### Given task
Each line of the material below should be reproduced exactly.

### Exercise materials
[Start]
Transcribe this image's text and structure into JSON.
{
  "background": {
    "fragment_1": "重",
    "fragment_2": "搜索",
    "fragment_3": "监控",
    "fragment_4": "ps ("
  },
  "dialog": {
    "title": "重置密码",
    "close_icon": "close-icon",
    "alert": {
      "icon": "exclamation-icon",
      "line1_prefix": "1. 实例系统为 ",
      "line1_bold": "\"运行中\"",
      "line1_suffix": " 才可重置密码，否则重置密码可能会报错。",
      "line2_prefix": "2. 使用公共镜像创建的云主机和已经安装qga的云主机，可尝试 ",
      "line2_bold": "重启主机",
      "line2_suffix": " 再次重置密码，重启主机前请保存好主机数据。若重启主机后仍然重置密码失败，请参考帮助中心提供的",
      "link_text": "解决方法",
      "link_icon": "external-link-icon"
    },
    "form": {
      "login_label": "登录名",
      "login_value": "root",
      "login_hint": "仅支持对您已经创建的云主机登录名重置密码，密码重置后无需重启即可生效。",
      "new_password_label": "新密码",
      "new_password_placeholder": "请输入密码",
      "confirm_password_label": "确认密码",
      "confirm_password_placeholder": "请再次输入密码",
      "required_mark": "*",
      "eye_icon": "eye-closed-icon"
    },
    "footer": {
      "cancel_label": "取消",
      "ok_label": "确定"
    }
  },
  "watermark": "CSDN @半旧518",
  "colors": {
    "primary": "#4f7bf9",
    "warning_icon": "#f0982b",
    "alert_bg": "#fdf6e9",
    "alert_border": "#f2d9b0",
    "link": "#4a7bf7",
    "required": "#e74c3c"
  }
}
[End]
### Written solution
Transcribe this image's text and structure into JSON.
{
  "background": {
    "fragment_1": "重",
    "fragment_2": "搜索",
    "fragment_3": "监控",
    "fragment_4": "ps ("
  },
  "dialog": {
    "title": "重置密码",
    "close_icon": "close-icon",
    "alert": {
      "icon": "exclamation-icon",
      "line1_prefix": "1. 实例系统为 ",
      "line1_bold": "\"运行中\"",
      "line1_suffix": " 才可重置密码，否则重置密码可能会报错。",
      "line2_prefix": "2. 使用公共镜像创建的云主机和已经安装qga的云主机，可尝试 ",
      "line2_bold": "重启主机",
      "line2_suffix": " 再次重置密码，重启主机前请保存好主机数据。若重启主机后仍然重置密码失败，请参考帮助中心提供的",
      "link_text": "解决方法",
      "link_icon": "external-link-icon"
    },
    "form": {
      "login_label": "登录名",
      "login_value": "root",
      "login_hint": "仅支持对您已经创建的云主机登录名重置密码，密码重置后无需重启即可生效。",
      "new_password_label": "新密码",
      "new_password_placeholder": "请输入密码",
      "confirm_password_label": "确认密码",
      "confirm_password_placeholder": "请再次输入密码",
      "required_mark": "*",
      "eye_icon": "eye-closed-icon"
    },
    "footer": {
      "cancel_label": "取消",
      "ok_label": "确定"
    }
  },
  "watermark": "CSDN @半旧518",
  "colors": {
    "primary": "#4f7bf9",
    "warning_icon": "#f0982b",
    "alert_bg": "#fdf6e9",
    "alert_border": "#f2d9b0",
    "link": "#4a7bf7",
    "required": "#e74c3c"
  }
}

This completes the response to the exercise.